[Extracted material]

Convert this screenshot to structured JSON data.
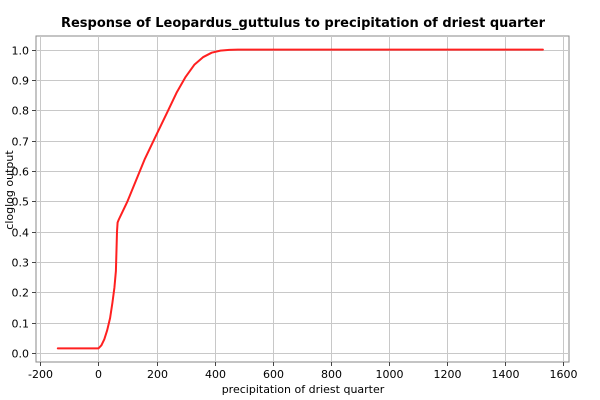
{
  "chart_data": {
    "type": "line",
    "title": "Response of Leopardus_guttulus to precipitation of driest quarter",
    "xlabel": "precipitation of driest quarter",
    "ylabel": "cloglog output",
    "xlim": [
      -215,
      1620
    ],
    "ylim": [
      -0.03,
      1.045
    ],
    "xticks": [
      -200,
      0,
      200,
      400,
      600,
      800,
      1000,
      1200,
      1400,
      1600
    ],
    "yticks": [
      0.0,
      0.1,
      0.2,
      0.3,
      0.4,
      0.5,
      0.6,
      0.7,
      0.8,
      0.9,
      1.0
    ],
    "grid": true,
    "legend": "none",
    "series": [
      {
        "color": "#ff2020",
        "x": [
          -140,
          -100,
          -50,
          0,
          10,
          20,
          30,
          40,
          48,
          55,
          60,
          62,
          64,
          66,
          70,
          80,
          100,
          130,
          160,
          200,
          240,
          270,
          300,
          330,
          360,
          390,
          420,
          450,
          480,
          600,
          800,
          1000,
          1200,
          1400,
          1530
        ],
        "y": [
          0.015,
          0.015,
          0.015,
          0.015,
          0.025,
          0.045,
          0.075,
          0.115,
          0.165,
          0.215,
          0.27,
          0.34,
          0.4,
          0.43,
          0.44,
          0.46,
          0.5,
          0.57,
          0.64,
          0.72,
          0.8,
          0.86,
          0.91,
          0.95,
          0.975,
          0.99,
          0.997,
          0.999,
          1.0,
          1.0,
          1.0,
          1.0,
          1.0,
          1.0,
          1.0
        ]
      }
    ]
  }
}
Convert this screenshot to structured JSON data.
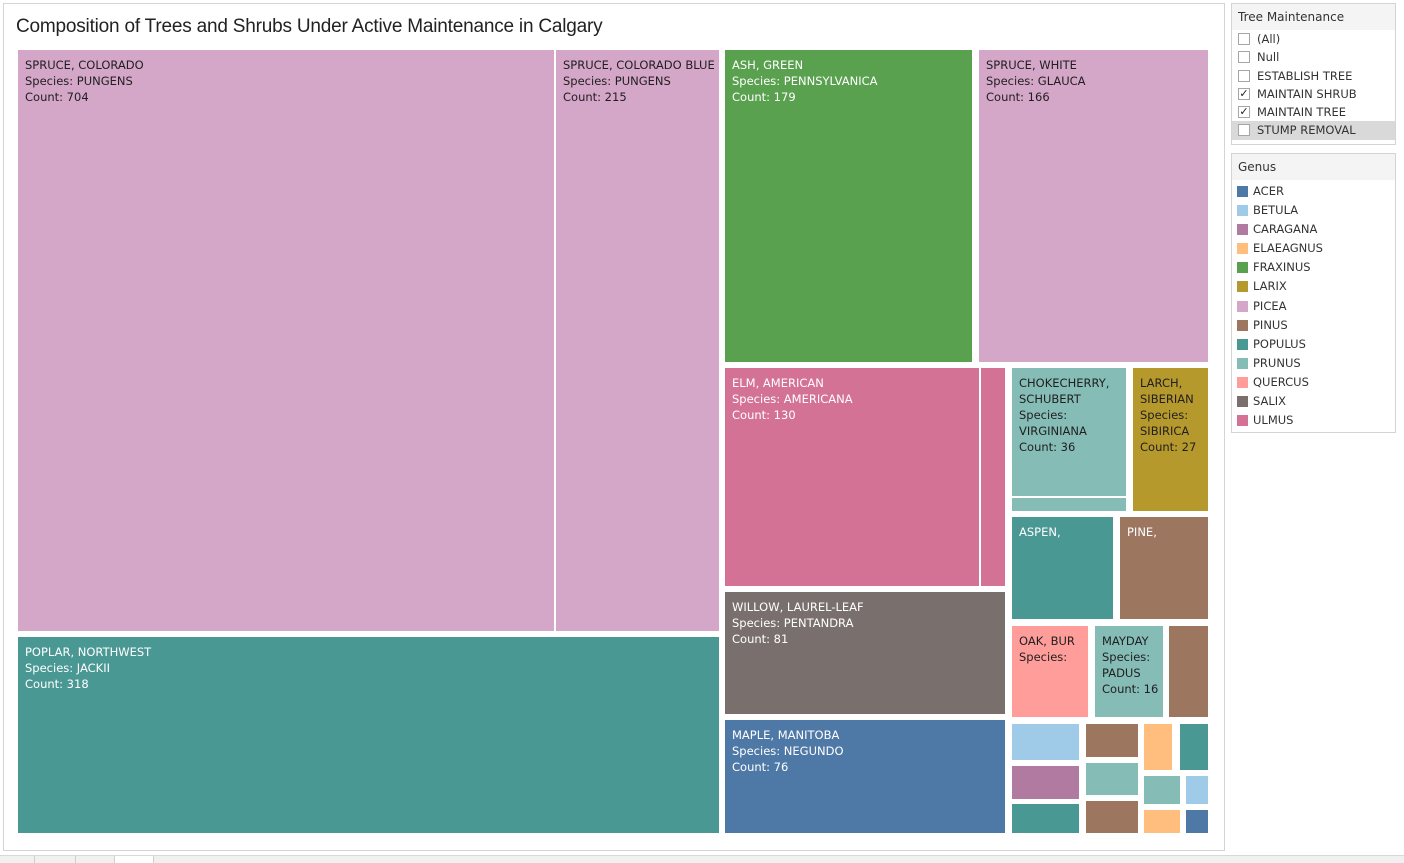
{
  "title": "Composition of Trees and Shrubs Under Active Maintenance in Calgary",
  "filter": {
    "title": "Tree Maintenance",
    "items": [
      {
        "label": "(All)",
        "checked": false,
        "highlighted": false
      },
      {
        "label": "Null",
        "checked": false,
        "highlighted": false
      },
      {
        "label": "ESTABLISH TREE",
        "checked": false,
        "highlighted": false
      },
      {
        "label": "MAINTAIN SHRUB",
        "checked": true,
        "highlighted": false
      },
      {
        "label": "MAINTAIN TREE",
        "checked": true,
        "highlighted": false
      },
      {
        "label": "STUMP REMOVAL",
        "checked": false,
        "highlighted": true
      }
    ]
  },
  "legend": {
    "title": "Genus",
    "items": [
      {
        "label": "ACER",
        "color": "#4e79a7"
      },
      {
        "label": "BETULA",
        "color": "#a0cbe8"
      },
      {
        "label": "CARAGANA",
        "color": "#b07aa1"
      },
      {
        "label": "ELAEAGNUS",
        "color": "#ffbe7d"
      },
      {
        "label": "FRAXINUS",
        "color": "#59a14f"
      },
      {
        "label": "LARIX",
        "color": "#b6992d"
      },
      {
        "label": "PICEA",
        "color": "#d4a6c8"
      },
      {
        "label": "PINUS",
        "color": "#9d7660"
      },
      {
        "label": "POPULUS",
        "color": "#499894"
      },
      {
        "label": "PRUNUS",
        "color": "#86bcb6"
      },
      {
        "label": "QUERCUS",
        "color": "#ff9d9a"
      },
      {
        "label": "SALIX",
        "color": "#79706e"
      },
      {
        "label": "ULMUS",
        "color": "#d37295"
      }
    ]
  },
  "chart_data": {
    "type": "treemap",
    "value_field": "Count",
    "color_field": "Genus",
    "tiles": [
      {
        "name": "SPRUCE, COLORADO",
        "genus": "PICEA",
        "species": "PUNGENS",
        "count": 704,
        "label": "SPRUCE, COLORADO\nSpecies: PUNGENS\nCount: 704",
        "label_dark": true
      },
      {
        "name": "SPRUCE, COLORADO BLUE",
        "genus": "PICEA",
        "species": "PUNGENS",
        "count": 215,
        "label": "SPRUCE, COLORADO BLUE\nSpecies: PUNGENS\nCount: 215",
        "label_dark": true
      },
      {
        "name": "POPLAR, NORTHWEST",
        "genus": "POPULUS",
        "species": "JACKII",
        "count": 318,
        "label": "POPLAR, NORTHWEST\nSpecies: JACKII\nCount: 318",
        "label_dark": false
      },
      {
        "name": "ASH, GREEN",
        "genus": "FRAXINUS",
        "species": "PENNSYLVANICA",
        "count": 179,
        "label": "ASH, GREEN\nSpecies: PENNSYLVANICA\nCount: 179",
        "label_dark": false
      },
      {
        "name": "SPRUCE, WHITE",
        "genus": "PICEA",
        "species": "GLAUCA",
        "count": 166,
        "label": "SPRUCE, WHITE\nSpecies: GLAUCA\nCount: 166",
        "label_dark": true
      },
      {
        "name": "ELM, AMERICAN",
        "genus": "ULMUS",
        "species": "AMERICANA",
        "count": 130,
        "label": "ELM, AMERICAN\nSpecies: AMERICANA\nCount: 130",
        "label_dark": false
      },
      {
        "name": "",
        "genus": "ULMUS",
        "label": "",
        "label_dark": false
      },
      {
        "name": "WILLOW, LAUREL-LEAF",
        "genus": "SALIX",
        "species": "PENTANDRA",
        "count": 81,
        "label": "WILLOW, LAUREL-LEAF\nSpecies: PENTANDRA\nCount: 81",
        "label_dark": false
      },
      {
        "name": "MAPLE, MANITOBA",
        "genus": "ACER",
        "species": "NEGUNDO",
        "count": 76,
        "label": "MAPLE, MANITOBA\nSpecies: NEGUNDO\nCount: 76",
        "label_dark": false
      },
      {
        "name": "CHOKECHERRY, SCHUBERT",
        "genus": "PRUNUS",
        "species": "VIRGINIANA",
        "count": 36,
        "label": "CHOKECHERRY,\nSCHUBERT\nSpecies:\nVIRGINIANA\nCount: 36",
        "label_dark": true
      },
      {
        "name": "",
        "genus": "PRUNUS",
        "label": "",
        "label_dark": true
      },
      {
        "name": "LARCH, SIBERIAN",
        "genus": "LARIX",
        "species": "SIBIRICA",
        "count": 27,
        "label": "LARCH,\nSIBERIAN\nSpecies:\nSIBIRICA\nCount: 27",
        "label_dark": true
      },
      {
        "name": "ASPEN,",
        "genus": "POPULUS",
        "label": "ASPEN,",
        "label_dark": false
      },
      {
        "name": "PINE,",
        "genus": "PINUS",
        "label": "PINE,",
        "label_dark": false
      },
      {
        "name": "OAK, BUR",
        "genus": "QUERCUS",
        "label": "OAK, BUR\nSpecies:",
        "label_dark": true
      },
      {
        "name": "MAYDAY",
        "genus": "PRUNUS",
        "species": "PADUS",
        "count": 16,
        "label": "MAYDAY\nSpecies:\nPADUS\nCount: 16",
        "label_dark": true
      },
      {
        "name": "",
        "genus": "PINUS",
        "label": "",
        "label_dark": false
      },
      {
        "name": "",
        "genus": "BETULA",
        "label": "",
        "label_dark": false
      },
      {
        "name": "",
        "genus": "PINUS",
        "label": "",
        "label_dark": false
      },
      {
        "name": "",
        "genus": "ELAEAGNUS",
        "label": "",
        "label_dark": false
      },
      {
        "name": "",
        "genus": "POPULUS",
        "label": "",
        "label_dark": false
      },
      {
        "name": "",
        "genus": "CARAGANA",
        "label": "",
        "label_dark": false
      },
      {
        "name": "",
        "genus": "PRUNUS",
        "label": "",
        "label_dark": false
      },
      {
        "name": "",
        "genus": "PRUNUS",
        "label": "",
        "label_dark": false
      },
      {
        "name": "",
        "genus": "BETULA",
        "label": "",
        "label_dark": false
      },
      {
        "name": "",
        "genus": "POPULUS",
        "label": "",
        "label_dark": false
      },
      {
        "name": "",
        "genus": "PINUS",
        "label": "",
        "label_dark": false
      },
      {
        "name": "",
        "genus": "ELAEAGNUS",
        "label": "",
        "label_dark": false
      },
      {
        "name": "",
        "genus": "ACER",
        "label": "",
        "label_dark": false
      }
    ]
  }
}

[What you will do] Return all the lines that contain the string "title".

[The response]
    "title": "Response of Leopardus_guttulus to precipitation of driest quarter",
  "title": "Composition of Trees and Shrubs Under Active Maintenance in Calgary",
    "title": "Tree Maintenance",
    "title": "Genus",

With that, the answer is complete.